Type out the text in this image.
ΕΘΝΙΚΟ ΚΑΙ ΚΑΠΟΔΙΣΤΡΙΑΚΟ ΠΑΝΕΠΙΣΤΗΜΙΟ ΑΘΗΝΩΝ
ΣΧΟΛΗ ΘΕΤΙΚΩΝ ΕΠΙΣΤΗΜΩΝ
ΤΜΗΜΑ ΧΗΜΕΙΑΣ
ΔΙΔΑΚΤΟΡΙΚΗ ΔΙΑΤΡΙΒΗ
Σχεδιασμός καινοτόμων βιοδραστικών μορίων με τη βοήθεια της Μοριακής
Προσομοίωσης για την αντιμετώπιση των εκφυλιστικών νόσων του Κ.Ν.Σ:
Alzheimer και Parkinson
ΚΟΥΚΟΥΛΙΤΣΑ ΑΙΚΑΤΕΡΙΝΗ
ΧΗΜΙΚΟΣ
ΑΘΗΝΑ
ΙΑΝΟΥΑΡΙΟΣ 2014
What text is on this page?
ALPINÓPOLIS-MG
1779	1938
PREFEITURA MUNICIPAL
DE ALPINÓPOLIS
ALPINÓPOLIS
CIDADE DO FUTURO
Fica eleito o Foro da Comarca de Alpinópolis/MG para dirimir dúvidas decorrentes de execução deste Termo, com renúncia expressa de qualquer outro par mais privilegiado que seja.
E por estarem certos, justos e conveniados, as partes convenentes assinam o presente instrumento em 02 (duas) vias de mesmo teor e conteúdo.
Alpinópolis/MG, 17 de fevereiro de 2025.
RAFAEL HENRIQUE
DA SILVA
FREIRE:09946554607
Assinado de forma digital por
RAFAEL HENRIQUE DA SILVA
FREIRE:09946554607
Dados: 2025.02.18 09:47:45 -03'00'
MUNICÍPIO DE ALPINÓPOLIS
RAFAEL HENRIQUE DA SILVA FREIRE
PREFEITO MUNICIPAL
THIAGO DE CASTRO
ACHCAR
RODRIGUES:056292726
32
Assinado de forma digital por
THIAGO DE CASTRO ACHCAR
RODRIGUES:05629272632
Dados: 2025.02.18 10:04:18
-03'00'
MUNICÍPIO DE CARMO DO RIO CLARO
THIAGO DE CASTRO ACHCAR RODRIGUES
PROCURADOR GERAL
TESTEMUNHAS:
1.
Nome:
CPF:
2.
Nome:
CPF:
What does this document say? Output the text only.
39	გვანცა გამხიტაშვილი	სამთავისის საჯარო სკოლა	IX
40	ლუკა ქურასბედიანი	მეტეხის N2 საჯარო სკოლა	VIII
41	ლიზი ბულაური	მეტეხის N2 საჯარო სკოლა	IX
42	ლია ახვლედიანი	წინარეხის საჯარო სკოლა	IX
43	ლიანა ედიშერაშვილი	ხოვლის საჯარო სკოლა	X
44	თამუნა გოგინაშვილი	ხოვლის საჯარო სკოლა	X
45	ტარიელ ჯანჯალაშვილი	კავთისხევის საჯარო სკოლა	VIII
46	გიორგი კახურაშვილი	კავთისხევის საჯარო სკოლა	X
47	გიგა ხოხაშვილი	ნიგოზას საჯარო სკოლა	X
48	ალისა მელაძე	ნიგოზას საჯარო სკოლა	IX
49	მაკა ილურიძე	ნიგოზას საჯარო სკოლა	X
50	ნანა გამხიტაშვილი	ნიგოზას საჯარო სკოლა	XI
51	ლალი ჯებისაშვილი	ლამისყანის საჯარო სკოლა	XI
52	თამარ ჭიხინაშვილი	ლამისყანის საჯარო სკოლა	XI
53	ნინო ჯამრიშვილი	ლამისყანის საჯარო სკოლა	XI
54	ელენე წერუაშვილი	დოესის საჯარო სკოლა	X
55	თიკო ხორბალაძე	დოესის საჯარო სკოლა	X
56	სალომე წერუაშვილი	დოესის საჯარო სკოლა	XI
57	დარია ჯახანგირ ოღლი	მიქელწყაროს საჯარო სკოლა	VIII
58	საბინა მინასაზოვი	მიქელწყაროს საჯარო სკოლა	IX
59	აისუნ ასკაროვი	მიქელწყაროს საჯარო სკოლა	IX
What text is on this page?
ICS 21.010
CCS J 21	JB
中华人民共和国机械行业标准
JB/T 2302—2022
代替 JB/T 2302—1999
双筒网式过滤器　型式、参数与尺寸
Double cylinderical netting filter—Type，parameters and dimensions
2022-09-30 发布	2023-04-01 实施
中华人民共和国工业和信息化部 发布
______________________________
**Stated task**. Print the whole listing again, exactly.

**Worked answer**.
Type out the text in this image.
ΕΘΝΙΚΟ ΚΑΙ ΚΑΠΟΔΙΣΤΡΙΑΚΟ ΠΑΝΕΠΙΣΤΗΜΙΟ ΑΘΗΝΩΝ
ΣΧΟΛΗ ΘΕΤΙΚΩΝ ΕΠΙΣΤΗΜΩΝ
ΤΜΗΜΑ ΧΗΜΕΙΑΣ
ΔΙΔΑΚΤΟΡΙΚΗ ΔΙΑΤΡΙΒΗ
Σχεδιασμός καινοτόμων βιοδραστικών μορίων με τη βοήθεια της Μοριακής
Προσομοίωσης για την αντιμετώπιση των εκφυλιστικών νόσων του Κ.Ν.Σ:
Alzheimer και Parkinson
ΚΟΥΚΟΥΛΙΤΣΑ ΑΙΚΑΤΕΡΙΝΗ
ΧΗΜΙΚΟΣ
ΑΘΗΝΑ
ΙΑΝΟΥΑΡΙΟΣ 2014
What text is on this page?
ALPINÓPOLIS-MG
1779	1938
PREFEITURA MUNICIPAL
DE ALPINÓPOLIS
ALPINÓPOLIS
CIDADE DO FUTURO
Fica eleito o Foro da Comarca de Alpinópolis/MG para dirimir dúvidas decorrentes de execução deste Termo, com renúncia expressa de qualquer outro par mais privilegiado que seja.
E por estarem certos, justos e conveniados, as partes convenentes assinam o presente instrumento em 02 (duas) vias de mesmo teor e conteúdo.
Alpinópolis/MG, 17 de fevereiro de 2025.
RAFAEL HENRIQUE
DA SILVA
FREIRE:09946554607
Assinado de forma digital por
RAFAEL HENRIQUE DA SILVA
FREIRE:09946554607
Dados: 2025.02.18 09:47:45 -03'00'
MUNICÍPIO DE ALPINÓPOLIS
RAFAEL HENRIQUE DA SILVA FREIRE
PREFEITO MUNICIPAL
THIAGO DE CASTRO
ACHCAR
RODRIGUES:056292726
32
Assinado de forma digital por
THIAGO DE CASTRO ACHCAR
RODRIGUES:05629272632
Dados: 2025.02.18 10:04:18
-03'00'
MUNICÍPIO DE CARMO DO RIO CLARO
THIAGO DE CASTRO ACHCAR RODRIGUES
PROCURADOR GERAL
TESTEMUNHAS:
1.
Nome:
CPF:
2.
Nome:
CPF:
What does this document say? Output the text only.
39	გვანცა გამხიტაშვილი	სამთავისის საჯარო სკოლა	IX
40	ლუკა ქურასბედიანი	მეტეხის N2 საჯარო სკოლა	VIII
41	ლიზი ბულაური	მეტეხის N2 საჯარო სკოლა	IX
42	ლია ახვლედიანი	წინარეხის საჯარო სკოლა	IX
43	ლიანა ედიშერაშვილი	ხოვლის საჯარო სკოლა	X
44	თამუნა გოგინაშვილი	ხოვლის საჯარო სკოლა	X
45	ტარიელ ჯანჯალაშვილი	კავთისხევის საჯარო სკოლა	VIII
46	გიორგი კახურაშვილი	კავთისხევის საჯარო სკოლა	X
47	გიგა ხოხაშვილი	ნიგოზას საჯარო სკოლა	X
48	ალისა მელაძე	ნიგოზას საჯარო სკოლა	IX
49	მაკა ილურიძე	ნიგოზას საჯარო სკოლა	X
50	ნანა გამხიტაშვილი	ნიგოზას საჯარო სკოლა	XI
51	ლალი ჯებისაშვილი	ლამისყანის საჯარო სკოლა	XI
52	თამარ ჭიხინაშვილი	ლამისყანის საჯარო სკოლა	XI
53	ნინო ჯამრიშვილი	ლამისყანის საჯარო სკოლა	XI
54	ელენე წერუაშვილი	დოესის საჯარო სკოლა	X
55	თიკო ხორბალაძე	დოესის საჯარო სკოლა	X
56	სალომე წერუაშვილი	დოესის საჯარო სკოლა	XI
57	დარია ჯახანგირ ოღლი	მიქელწყაროს საჯარო სკოლა	VIII
58	საბინა მინასაზოვი	მიქელწყაროს საჯარო სკოლა	IX
59	აისუნ ასკაროვი	მიქელწყაროს საჯარო სკოლა	IX
What text is on this page?
ICS 21.010
CCS J 21	JB
中华人民共和国机械行业标准
JB/T 2302—2022
代替 JB/T 2302—1999
双筒网式过滤器　型式、参数与尺寸
Double cylinderical netting filter—Type，parameters and dimensions
2022-09-30 发布	2023-04-01 实施
中华人民共和国工业和信息化部 发布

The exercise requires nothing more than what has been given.